## Goal of the exercise
Answer with one number: the count of lines in the listing below that hold the word "values".

## Supplied data
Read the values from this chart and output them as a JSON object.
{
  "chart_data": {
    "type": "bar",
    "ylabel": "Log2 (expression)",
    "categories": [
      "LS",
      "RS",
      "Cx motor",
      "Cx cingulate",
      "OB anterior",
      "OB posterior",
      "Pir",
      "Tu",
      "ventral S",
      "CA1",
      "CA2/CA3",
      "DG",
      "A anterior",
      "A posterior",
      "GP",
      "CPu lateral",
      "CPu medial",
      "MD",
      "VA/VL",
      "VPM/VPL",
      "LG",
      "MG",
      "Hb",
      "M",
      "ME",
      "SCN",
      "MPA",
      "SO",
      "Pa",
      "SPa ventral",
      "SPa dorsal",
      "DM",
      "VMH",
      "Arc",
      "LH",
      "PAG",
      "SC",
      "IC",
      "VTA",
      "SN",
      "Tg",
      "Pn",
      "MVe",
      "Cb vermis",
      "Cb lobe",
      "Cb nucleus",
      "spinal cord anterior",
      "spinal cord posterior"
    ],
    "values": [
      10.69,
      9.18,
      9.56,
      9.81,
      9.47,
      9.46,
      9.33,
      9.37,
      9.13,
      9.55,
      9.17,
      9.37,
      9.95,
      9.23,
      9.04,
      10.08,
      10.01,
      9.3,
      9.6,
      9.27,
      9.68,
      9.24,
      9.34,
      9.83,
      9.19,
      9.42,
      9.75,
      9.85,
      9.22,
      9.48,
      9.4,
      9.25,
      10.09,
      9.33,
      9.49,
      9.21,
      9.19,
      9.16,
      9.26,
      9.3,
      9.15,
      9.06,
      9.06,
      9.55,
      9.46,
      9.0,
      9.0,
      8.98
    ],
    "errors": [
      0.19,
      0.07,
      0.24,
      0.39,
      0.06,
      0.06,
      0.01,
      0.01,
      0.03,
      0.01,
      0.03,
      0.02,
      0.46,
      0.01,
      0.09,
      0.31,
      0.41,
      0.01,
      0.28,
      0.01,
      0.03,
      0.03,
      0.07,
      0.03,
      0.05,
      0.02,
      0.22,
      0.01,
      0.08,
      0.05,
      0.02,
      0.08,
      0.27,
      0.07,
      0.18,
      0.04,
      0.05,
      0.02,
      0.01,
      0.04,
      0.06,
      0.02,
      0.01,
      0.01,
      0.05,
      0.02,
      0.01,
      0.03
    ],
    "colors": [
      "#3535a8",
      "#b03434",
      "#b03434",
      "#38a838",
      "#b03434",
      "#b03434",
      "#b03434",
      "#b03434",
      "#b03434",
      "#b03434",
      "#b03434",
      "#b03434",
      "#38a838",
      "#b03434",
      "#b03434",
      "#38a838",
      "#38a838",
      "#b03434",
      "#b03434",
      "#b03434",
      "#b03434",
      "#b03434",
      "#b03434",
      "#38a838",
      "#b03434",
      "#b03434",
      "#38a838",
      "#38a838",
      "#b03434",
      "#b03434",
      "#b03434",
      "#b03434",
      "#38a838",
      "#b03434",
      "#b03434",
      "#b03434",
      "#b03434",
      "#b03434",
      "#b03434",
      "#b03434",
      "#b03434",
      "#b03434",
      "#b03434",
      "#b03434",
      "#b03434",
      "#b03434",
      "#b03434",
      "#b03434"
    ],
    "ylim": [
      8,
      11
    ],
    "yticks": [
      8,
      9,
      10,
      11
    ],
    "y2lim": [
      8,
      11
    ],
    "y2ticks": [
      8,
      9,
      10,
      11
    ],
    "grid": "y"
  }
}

## Answer to the problem
2